DATA ENTRIES:

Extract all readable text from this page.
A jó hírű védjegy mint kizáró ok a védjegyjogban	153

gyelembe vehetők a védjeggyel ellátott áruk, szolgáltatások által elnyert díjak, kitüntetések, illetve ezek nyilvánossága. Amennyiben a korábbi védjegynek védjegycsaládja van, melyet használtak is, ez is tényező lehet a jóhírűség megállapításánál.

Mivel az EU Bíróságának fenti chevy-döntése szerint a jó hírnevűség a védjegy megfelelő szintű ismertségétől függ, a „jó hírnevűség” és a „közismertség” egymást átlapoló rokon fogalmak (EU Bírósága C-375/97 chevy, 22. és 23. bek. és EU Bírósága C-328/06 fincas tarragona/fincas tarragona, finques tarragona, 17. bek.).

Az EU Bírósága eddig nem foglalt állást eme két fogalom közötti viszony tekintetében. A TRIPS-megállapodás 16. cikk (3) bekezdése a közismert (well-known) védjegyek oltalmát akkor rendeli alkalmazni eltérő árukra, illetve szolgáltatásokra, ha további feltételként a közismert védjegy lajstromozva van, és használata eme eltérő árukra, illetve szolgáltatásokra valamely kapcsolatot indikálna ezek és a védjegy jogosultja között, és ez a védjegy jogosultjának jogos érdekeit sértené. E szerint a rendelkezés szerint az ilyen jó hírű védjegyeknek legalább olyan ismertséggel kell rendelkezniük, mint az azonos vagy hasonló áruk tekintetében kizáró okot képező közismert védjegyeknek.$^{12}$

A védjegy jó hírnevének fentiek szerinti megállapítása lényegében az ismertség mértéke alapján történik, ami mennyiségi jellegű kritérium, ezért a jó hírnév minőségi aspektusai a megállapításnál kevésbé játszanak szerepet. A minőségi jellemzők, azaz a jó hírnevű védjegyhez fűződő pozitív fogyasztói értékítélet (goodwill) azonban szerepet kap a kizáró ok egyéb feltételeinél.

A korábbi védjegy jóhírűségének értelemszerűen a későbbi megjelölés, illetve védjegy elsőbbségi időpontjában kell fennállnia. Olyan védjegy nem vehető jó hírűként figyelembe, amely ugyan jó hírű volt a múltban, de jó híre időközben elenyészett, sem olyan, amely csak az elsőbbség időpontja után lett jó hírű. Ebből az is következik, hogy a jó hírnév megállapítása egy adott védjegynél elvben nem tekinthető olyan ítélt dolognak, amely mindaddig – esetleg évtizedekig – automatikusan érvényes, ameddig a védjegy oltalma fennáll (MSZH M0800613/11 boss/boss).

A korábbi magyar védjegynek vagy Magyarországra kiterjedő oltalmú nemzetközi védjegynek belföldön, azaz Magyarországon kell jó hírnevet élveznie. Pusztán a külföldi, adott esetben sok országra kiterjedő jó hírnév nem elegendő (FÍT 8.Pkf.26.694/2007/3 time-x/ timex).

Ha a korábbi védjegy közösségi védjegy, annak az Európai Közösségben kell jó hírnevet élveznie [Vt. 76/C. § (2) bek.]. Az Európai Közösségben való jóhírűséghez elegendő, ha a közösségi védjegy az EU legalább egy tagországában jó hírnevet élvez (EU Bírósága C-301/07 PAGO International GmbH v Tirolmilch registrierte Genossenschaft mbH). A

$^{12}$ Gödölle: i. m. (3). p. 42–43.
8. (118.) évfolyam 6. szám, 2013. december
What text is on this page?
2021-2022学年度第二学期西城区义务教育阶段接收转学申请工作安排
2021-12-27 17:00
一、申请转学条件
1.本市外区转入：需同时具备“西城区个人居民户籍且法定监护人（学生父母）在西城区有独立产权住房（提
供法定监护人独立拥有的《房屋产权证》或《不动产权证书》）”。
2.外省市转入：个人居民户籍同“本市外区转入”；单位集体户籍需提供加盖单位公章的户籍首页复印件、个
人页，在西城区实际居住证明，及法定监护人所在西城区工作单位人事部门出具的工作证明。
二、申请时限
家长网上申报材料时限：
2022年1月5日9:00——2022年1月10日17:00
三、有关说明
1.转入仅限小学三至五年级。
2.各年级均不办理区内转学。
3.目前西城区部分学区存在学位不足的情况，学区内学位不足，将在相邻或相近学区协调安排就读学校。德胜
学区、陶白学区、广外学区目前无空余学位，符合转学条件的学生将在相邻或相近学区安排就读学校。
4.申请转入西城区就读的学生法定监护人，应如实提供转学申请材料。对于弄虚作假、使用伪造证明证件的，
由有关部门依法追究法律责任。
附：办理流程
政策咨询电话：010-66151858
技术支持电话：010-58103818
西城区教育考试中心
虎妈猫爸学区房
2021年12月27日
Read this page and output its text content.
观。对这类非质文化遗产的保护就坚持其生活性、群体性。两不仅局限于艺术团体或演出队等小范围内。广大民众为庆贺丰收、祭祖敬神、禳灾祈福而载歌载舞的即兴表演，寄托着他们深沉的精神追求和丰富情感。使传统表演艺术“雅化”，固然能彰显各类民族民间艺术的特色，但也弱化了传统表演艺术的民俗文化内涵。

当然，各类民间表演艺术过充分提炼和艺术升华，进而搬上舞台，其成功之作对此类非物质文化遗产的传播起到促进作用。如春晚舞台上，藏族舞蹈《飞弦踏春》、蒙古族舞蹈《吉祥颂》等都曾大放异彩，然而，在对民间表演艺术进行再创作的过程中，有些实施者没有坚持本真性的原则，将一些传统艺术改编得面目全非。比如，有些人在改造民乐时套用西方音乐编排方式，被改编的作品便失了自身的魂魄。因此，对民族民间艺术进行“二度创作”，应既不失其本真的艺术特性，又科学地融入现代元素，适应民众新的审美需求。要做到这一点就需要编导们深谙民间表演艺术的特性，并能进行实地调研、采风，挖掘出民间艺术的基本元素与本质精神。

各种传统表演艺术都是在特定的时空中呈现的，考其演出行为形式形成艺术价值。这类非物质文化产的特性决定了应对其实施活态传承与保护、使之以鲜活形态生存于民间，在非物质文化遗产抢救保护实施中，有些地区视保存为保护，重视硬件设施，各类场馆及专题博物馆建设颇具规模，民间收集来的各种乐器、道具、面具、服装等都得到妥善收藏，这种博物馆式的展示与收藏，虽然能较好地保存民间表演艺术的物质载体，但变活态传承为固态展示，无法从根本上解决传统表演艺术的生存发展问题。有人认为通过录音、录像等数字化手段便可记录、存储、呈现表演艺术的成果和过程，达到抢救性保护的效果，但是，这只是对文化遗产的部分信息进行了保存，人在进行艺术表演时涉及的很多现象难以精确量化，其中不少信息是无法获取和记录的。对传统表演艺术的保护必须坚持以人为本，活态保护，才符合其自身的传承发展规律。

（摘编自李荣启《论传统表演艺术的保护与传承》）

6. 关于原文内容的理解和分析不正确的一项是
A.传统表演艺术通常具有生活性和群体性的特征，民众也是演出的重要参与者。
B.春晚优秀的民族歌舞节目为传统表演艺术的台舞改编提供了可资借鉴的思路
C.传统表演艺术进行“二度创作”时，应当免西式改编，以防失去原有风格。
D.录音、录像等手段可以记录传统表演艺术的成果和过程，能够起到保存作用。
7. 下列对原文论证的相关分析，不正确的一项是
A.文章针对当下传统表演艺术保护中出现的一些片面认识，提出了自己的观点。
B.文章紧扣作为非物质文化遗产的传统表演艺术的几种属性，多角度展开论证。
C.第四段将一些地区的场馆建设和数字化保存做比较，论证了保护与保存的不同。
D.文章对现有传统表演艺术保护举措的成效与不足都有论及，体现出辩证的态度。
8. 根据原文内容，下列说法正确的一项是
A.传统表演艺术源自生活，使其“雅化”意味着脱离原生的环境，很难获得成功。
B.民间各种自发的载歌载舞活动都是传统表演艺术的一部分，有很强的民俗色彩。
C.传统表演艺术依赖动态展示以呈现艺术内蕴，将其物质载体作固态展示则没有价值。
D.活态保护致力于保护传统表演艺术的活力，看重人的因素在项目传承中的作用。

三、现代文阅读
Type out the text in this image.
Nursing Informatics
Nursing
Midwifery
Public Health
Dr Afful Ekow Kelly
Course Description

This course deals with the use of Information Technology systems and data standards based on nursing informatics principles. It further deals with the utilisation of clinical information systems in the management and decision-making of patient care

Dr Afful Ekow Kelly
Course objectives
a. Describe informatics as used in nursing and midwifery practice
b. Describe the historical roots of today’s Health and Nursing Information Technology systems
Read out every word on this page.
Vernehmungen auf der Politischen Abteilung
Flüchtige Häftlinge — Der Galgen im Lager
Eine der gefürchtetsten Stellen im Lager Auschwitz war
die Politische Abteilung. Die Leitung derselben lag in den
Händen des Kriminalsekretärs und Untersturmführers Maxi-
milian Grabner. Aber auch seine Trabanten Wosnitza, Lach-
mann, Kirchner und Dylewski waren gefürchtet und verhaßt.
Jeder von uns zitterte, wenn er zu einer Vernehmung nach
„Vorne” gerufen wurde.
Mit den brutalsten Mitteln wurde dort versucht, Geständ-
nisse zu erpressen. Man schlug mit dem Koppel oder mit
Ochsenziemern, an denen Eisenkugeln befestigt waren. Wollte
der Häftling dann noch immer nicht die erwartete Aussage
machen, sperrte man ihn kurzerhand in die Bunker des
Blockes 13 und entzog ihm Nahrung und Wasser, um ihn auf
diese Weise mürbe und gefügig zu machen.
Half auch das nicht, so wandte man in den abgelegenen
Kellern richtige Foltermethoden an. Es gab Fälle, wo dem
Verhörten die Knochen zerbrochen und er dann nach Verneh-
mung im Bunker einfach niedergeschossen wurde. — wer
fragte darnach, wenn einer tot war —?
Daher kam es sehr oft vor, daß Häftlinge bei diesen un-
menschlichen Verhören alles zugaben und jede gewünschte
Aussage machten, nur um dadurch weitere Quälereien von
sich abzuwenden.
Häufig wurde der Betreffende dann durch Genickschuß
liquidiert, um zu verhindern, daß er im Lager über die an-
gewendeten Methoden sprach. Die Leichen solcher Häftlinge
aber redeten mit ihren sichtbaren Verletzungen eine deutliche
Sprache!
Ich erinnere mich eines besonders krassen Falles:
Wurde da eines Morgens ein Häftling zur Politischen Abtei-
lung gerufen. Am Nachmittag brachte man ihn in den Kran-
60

EXERCISE AIM:
Quote, without alteration, the final stretch of the entries: the line with "Read out every word on this page." onward to the last line.

CORRECT RESPONSE:
Read out every word on this page.
Vernehmungen auf der Politischen Abteilung
Flüchtige Häftlinge — Der Galgen im Lager
Eine der gefürchtetsten Stellen im Lager Auschwitz war
die Politische Abteilung. Die Leitung derselben lag in den
Händen des Kriminalsekretärs und Untersturmführers Maxi-
milian Grabner. Aber auch seine Trabanten Wosnitza, Lach-
mann, Kirchner und Dylewski waren gefürchtet und verhaßt.
Jeder von uns zitterte, wenn er zu einer Vernehmung nach
„Vorne” gerufen wurde.
Mit den brutalsten Mitteln wurde dort versucht, Geständ-
nisse zu erpressen. Man schlug mit dem Koppel oder mit
Ochsenziemern, an denen Eisenkugeln befestigt waren. Wollte
der Häftling dann noch immer nicht die erwartete Aussage
machen, sperrte man ihn kurzerhand in die Bunker des
Blockes 13 und entzog ihm Nahrung und Wasser, um ihn auf
diese Weise mürbe und gefügig zu machen.
Half auch das nicht, so wandte man in den abgelegenen
Kellern richtige Foltermethoden an. Es gab Fälle, wo dem
Verhörten die Knochen zerbrochen und er dann nach Verneh-
mung im Bunker einfach niedergeschossen wurde. — wer
fragte darnach, wenn einer tot war —?
Daher kam es sehr oft vor, daß Häftlinge bei diesen un-
menschlichen Verhören alles zugaben und jede gewünschte
Aussage machten, nur um dadurch weitere Quälereien von
sich abzuwenden.
Häufig wurde der Betreffende dann durch Genickschuß
liquidiert, um zu verhindern, daß er im Lager über die an-
gewendeten Methoden sprach. Die Leichen solcher Häftlinge
aber redeten mit ihren sichtbaren Verletzungen eine deutliche
Sprache!
Ich erinnere mich eines besonders krassen Falles:
Wurde da eines Morgens ein Häftling zur Politischen Abtei-
lung gerufen. Am Nachmittag brachte man ihn in den Kran-
60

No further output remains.